AUFGABEN
a – In welchem Monat und Jahr kam Luis laut dem Textauszug zur Welt?
b – Entnimm dem Textauszug wortgetreu den Abschnitt, der mit den Worten beginnt, die „BADZINE: Im Jahr“ enthalten, und mit „mir mehr wünschen.“ schließt.

TEXTAUSZUG
━━━━━━━━━━━━━━━━━━━━

BADZINE: Im Jahr 2006 bist du erstmals Vater geworden. Inwieweit hat dich das verändert?
Pongratz: Jeder der Vater ist, weiß was sich beziehungsweise wie einen das verändert. Der Alltag verändert sich, Prioritäten werden neu gesetzt, man lernt die Dinge mit anderen Augen zu sehen und ich empfinde jeden Tag einfach nur Glück und großen Stolz. Luis kam im November 2006 zur Welt. Und im April 2009 sind wir erneut Eltern von unserem Lucas geworden. Zwei wundervolle Kinder. Was könnte ich mir mehr wünschen.

BADZINE: Hat dein ältester Sohn schon Erfahrungen mit Badminton gesammelt?

━━━━━━━━━━━━━━━━━━━━

VORLIEGENDE ZEILEN
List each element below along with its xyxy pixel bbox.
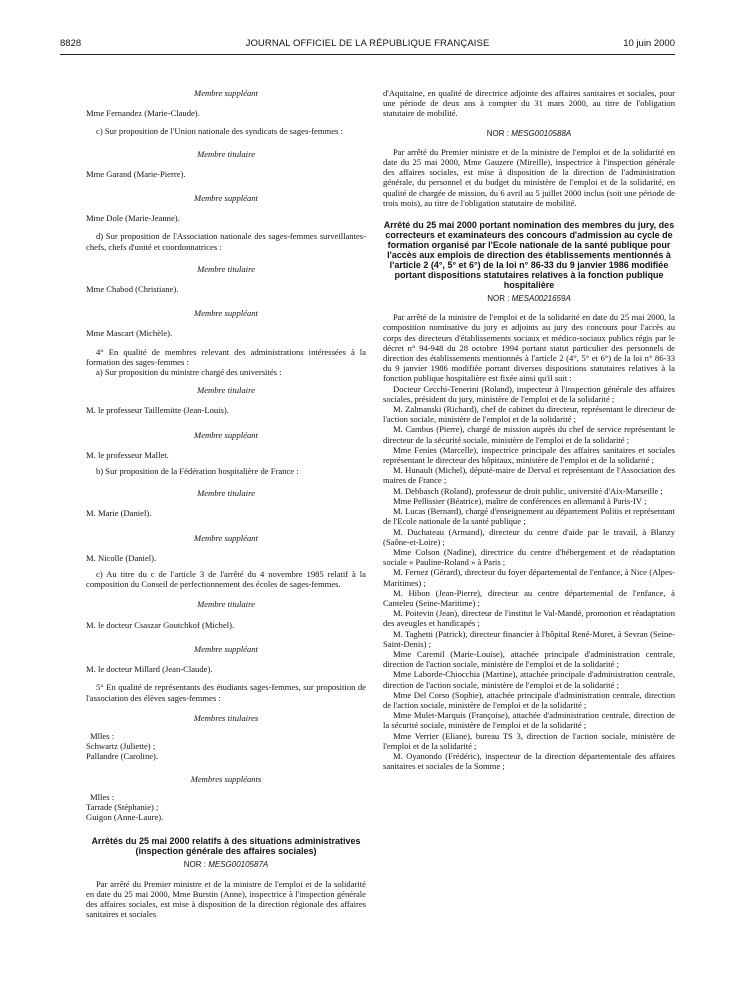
jury-member: Docteur Cecchi-Tenerini (Roland), inspecteur à l'inspection générale des affaires sociales, président du jury, ministère de l'emploi et de la solidarité ; bbox=[383, 383, 675, 404]
role-heading: Membre titulaire bbox=[197, 599, 255, 610]
proposal-paragraph: d) Sur proposition de l'Association nationale des sages-femmes surveillantes-chefs, chefs d'unité et coordonnatrices : bbox=[86, 231, 366, 252]
role-heading: Membre suppléant bbox=[194, 193, 258, 204]
jury-member: M. Hunault (Michel), député-maire de Derval et représentant de l'Association des maires de France ; bbox=[383, 465, 675, 486]
role-heading: Membre suppléant bbox=[194, 532, 258, 543]
issue-date: 10 juin 2000 bbox=[623, 38, 675, 49]
jury-member: M. Lucas (Bernard), chargé d'enseignement au département Politis et représentant de l'Ecole nationale de la santé publique ; bbox=[383, 506, 675, 527]
jury-member: M. Poitevin (Jean), directeur de l'institut le Val-Mandé, promotion et réadaptation des aveugles et handicapés ; bbox=[383, 608, 675, 629]
member-name: M. le professeur Mallet. bbox=[86, 449, 169, 460]
jury-member: Mme Pellissier (Béatrice), maître de conférences en allemand à Paris-IV ; bbox=[393, 495, 647, 506]
nor-reference: NOR : MESA0021659A bbox=[487, 294, 571, 304]
jury-member: M. Debbasch (Roland), professeur de droit public, université d'Aix-Marseille ; bbox=[393, 485, 663, 496]
jury-member: M. Hibon (Jean-Pierre), directeur au centre départemental de l'enfance, à Canteleu (Seine-Maritime) ; bbox=[383, 587, 675, 608]
member-name: Mme Chabod (Christiane). bbox=[86, 284, 179, 295]
jury-member: Mme Verrier (Eliane), bureau TS 3, direction de l'action sociale, ministère de l'emploi et de la solidarité ; bbox=[383, 730, 675, 751]
member-name: M. le professeur Taillemitte (Jean-Louis). bbox=[86, 405, 229, 416]
jury-member: M. Taghetti (Patrick), directeur financier à l'hôpital René-Muret, à Sevran (Seine-Saint-Denis) ; bbox=[383, 628, 675, 649]
decree-paragraph: Par arrêté de la ministre de l'emploi et de la solidarité en date du 25 mai 2000, la composition nominative du jury et adjoints au jury des concours pour l'accès au corps des directeurs d'établissements sociaux et médico-sociaux publics régis par le décret n° 94-948 du 28 octobre 1994 portant statut particulier des personnels de direction des établissements mentionnés à l'article 2 (4°, 5° et 6°) de la loi n° 86-33 du 9 janvier 1986 modifiée portant diverses dispositions statutaires relatives à la fonction publique hospitalière est fixée ainsi qu'il suit : bbox=[383, 312, 675, 384]
left-column bbox=[86, 88, 366, 919]
decree-paragraph: d'Aquitaine, en qualité de directrice adjointe des affaires sanitaires et sociales, pour une période de deux ans à compter du 31 mars 2000, au titre de l'obligation statutaire de mobilité. bbox=[383, 88, 675, 119]
role-heading: Membre suppléant bbox=[194, 88, 258, 98]
page-header bbox=[60, 38, 675, 52]
section-paragraph: 4° En qualité de membres relevant des administrations intéressées à la formation des sages-femmes : bbox=[86, 346, 366, 367]
member-name: M. le docteur Csaszar Goutchkof (Michel). bbox=[86, 619, 235, 630]
proposal-paragraph: a) Sur proposition du ministre chargé des universités : bbox=[96, 367, 282, 378]
member-name: Tarrade (Stéphanie) ; bbox=[86, 801, 159, 812]
decree-heading: Arrêté du 25 mai 2000 portant nomination des membres du jury, des correcteurs et examinateurs des concours d'admission au cycle de formation organisé par l'Ecole nationale de la santé publique pour l'accès aux emplois de direction des établissements mentionnés à l'article 2 (4°, 5° et 6°) de la loi n° 86-33 du 9 janvier 1986 modifiée portant dispositions statutaires relatives à la fonction publique hospitalière bbox=[383, 220, 675, 291]
nor-reference: NOR : MESG0010587A bbox=[183, 860, 269, 870]
jury-member: Mme Laborde-Chiocchia (Martine), attachée principale d'administration centrale, direction de l'action sociale, ministère de l'emploi et de la solidarité ; bbox=[383, 669, 675, 690]
member-name: Mme Mascart (Michèle). bbox=[86, 328, 173, 339]
decree-paragraph: Par arrêté du Premier ministre et de la ministre de l'emploi et de la solidarité en date du 25 mai 2000, Mme Burstin (Anne), inspectrice à l'inspection générale des affaires sociales, est mise à disposition de la direction régionale des affaires sanitaires et sociales bbox=[86, 878, 366, 920]
section-paragraph: 5° En qualité de représentants des étudiants sages-femmes, sur proposition de l'association des élèves sages-femmes : bbox=[86, 682, 366, 703]
role-heading: Membres titulaires bbox=[193, 712, 259, 723]
nor-reference: NOR : MESG0010588A bbox=[486, 128, 572, 138]
role-heading: Membre suppléant bbox=[194, 429, 258, 440]
decree-heading: Arrêtés du 25 mai 2000 relatifs à des situations administratives (inspection générale des affaires sociales) bbox=[91, 836, 361, 857]
member-name: Mme Garand (Marie-Pierre). bbox=[86, 168, 186, 179]
jury-member: Mme Caremil (Marie-Louise), attachée principale d'administration centrale, direction de l'action sociale, ministère de l'emploi et de la solidarité ; bbox=[383, 648, 675, 670]
proposal-paragraph: c) Au titre du c de l'article 3 de l'arrêté du 4 novembre 1985 relatif à la composition du Conseil de perfectionnement des écoles de sages-femmes. bbox=[86, 569, 366, 590]
role-heading: Membre suppléant bbox=[194, 308, 258, 319]
header-rule bbox=[60, 54, 675, 55]
member-group-label: Mlles : bbox=[90, 730, 115, 741]
member-name: Schwartz (Juliette) ; bbox=[86, 741, 156, 752]
proposal-paragraph: c) Sur proposition de l'Union nationale des syndicats de sages-femmes : bbox=[96, 126, 343, 137]
member-name: Mme Dole (Marie-Jeanne). bbox=[86, 213, 180, 224]
member-name: Guigon (Anne-Laure). bbox=[86, 812, 164, 823]
jury-member: Mme Fenies (Marcelle), inspectrice principale des affaires sanitaires et sociales représentant le directeur des hôpitaux, ministère de l'emploi et de la solidarité ; bbox=[383, 444, 675, 466]
jury-member: M. Fernez (Gérard), directeur du foyer départemental de l'enfance, à Nice (Alpes-Maritimes) ; bbox=[383, 567, 675, 588]
jury-member: Mme Del Corso (Sophie), attachée principale d'administration centrale, direction de l'action sociale, ministère de l'emploi et de la solidarité ; bbox=[383, 689, 675, 710]
member-name: Pallandre (Caroline). bbox=[86, 751, 159, 762]
decree-paragraph: Par arrêté du Premier ministre et de la ministre de l'emploi et de la solidarité en date du 25 mai 2000, Mme Gauzere (Mireille), inspectrice à l'inspection générale des affaires sociales, est mise à disposition de la direction de l'administration générale, du personnel et du budget du ministère de l'emploi et de la solidarité, en qualité de chargée de mission, du 6 avril au 5 juillet 2000 inclus (soit une période de trois mois), au titre de l'obligation statutaire de mobilité. bbox=[383, 146, 675, 208]
proposal-paragraph: b) Sur proposition de la Fédération hospitalière de France : bbox=[96, 466, 299, 477]
jury-member: Mme Colson (Nadine), directrice du centre d'hébergement et de réadaptation sociale « Pauline-Roland » à Paris ; bbox=[383, 546, 675, 568]
right-column bbox=[383, 88, 675, 771]
page-number: 8828 bbox=[60, 38, 82, 49]
role-heading: Membre titulaire bbox=[197, 385, 255, 396]
role-heading: Membre suppléant bbox=[194, 643, 258, 654]
jury-member: M. Duchateau (Armand), directeur du centre d'aide par le travail, à Blanzy (Saône-et-Loire) ; bbox=[383, 526, 675, 547]
member-group-label: Mlles : bbox=[90, 791, 115, 802]
jury-member: M. Cambus (Pierre), chargé de mission auprès du chef de service représentant le directeur de la sécurité sociale, ministère de l'emploi et de la solidarité ; bbox=[383, 424, 675, 445]
member-name: M. Nicolle (Daniel). bbox=[86, 552, 157, 563]
member-name: Mme Fernandez (Marie-Claude). bbox=[86, 108, 200, 119]
role-heading: Membre titulaire bbox=[197, 488, 255, 499]
role-heading: Membre titulaire bbox=[197, 263, 255, 274]
jury-member: M. Zalmanski (Richard), chef de cabinet du directeur, représentant le directeur de l'action sociale, ministère de l'emploi et de la solidarité ; bbox=[383, 404, 675, 425]
member-name: M. le docteur Millard (Jean-Claude). bbox=[86, 664, 213, 675]
journal-title: JOURNAL OFFICIEL DE LA RÉPUBLIQUE FRANÇAISE bbox=[245, 38, 490, 49]
jury-member: M. Oyanondo (Frédéric), inspecteur de la direction départementale des affaires sanitaires et sociales de la Somme ; bbox=[383, 750, 675, 772]
role-heading: Membres suppléants bbox=[190, 773, 262, 784]
jury-member: Mme Mulet-Marquis (Françoise), attachée d'administration centrale, direction de la sécurité sociale, ministère de l'emploi et de la solidarité ; bbox=[383, 710, 675, 731]
member-name: M. Marie (Daniel). bbox=[86, 508, 152, 519]
role-heading: Membre titulaire bbox=[197, 148, 255, 159]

━━━━━━━━━━━━━━━━━━━━

ANTWORTEN JE AUFGABE
a – Im November 2006.

b –
BADZINE: Im Jahr 2006 bist du erstmals Vater geworden. Inwieweit hat dich das verändert?
Pongratz: Jeder der Vater ist, weiß was sich beziehungsweise wie einen das verändert. Der Alltag verändert sich, Prioritäten werden neu gesetzt, man lernt die Dinge mit anderen Augen zu sehen und ich empfinde jeden Tag einfach nur Glück und großen Stolz. Luis kam im November 2006 zur Welt. Und im April 2009 sind wir erneut Eltern von unserem Lucas geworden. Zwei wundervolle Kinder. Was könnte ich mir mehr wünschen.